**課題**
東京メトロによる駅構内のゴミ箱撤去を扱った文章を、最後の文の後から書き継いでもらえますか？

**掲載文**
● ● ● ● ●

東京メトロが駅構内のゴミ箱をすべて撤去すると発表した。撤去の理由は「駅構内のセキュリティ強化」であるとしている。(*1)

発表によると、一部の駅や、飲料の自販機のすぐ横にある缶やペットボトルのゴミ箱は非対象らしいが、いわゆる一般ゴミを捨てることができるゴミ箱は撤去されるようだ。1月16日の営業終了後に撤去され、17日の早朝からからはゴミ箱が無くなるというから、この記事が出る頃にはすでに撤去されているはずだ。

撤去の理由は「セキュリティ強化」というが・・・

同社はセキュリティの強化と主張しているが、本当のところはゴミ回収や管理などの「コスト削減」が理由なのだろうとは推測する。

直近に起きた鉄道関連の事件を見ると、去年は8月に小田急線で、10月に京王線で殺傷事件が発生したが、いずれも電車の車内であり、ゴミ箱は関係なかった。セキュリティ強化といっても、効果は限定的に思えるし、今すぐ取り組むべき内容とも思えない。

● ● ● ● ●

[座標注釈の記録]
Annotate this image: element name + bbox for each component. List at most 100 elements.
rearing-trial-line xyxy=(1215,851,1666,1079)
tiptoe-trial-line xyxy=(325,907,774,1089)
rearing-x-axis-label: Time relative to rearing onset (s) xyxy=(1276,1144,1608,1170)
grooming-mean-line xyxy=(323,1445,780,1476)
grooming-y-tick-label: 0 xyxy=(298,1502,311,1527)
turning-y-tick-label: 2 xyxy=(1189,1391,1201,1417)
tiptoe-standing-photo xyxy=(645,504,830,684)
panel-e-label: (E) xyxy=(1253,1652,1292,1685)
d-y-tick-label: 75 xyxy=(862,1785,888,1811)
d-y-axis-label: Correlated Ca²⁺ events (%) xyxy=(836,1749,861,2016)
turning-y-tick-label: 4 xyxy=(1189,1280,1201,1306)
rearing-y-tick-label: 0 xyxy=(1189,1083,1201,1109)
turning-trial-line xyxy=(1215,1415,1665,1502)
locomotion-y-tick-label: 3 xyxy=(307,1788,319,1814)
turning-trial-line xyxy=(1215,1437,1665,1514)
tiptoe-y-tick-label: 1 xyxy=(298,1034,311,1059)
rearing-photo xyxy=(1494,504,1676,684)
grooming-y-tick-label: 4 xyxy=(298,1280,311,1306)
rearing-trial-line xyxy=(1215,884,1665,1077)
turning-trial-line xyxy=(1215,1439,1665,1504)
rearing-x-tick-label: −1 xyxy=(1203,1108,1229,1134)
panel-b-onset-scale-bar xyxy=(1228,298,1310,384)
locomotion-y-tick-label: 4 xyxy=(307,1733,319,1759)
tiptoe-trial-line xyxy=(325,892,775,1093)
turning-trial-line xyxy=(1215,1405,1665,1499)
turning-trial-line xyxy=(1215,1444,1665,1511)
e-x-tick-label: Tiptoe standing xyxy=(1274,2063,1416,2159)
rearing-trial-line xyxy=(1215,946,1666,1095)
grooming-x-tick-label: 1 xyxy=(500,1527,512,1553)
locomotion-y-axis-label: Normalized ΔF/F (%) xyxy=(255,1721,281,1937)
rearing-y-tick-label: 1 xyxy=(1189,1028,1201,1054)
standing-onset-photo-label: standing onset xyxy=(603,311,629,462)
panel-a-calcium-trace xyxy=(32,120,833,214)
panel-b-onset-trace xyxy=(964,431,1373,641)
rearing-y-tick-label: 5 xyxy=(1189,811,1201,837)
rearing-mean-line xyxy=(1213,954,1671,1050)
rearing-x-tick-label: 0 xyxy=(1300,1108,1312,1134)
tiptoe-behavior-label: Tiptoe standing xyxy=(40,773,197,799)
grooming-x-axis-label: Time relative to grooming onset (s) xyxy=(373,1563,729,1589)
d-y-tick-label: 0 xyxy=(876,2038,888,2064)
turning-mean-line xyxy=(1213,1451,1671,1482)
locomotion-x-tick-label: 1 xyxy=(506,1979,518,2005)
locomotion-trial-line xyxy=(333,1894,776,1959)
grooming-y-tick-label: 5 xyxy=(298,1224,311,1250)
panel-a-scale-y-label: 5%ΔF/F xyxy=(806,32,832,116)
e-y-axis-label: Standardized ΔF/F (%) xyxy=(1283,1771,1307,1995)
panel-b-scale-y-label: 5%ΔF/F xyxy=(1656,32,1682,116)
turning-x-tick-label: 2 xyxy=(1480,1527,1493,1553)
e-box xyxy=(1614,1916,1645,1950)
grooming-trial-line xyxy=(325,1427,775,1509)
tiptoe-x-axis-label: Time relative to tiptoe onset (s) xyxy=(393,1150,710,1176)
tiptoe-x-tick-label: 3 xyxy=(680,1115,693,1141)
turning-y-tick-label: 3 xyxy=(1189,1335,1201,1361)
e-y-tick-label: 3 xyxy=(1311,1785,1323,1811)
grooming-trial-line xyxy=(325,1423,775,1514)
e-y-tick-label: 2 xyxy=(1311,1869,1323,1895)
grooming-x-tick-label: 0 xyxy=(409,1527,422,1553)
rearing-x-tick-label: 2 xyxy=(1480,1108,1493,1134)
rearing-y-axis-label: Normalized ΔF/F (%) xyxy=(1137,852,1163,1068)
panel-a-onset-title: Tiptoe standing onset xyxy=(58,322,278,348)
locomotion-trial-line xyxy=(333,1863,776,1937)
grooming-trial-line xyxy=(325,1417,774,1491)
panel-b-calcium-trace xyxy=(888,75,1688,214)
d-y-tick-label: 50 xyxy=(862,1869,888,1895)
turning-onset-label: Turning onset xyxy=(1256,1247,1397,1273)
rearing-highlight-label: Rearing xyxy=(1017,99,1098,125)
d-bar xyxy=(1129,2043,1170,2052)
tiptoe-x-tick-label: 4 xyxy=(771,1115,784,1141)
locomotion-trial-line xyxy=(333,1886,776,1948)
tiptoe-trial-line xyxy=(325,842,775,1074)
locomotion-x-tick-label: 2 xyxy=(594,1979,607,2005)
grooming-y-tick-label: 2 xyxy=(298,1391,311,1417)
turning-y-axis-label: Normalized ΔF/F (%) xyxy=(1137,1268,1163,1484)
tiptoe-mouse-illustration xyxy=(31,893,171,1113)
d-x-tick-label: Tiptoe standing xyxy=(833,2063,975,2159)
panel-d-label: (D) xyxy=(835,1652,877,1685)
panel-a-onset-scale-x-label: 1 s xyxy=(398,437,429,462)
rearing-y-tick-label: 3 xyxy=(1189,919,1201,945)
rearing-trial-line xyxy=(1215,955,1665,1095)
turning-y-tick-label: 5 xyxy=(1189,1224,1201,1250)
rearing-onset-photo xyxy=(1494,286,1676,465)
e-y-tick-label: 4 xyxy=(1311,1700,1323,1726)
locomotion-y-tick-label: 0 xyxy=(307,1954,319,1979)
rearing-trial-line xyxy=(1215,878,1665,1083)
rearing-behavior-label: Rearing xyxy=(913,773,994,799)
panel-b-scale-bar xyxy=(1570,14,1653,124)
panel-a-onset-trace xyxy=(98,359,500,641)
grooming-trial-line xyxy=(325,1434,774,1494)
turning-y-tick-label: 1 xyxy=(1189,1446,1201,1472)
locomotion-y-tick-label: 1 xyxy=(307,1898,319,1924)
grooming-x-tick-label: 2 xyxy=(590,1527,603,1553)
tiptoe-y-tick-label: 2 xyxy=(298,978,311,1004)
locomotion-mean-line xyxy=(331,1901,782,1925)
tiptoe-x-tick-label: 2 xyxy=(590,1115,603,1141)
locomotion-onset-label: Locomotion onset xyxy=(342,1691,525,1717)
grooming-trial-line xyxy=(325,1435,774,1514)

● ● ● ● ●

**回答**
そもそもゴミ箱を利用して爆発物を用いたテロを行うのなら、犯人は中身が見える透明のゴミ箱ではなく、中身が見えず、自分で取り出さなければ撤去される恐れもないコインロッカーを利用する方が簡単なはずだ。

しかしながら、テロ対策でサミットなどの期間にコインロッカーを使用中止にすることはあっても、コインロッカーを撤去する駅の話は聞かない。ゴミ箱はゴミの処分にコストがかかるばかりだが、コインロッカーは設置すれば儲けになるからだろう。

海外などでは爆発が水平方向に広がらずに上だけに抜けるように設計された、爆発の威力を抑制するゴミ箱も使われている。(*2) また逆に透明なゴミ袋だけを簡易的に設置している駅や、電車の中に自由に使えるゴミ袋を設置している例もある。(*3)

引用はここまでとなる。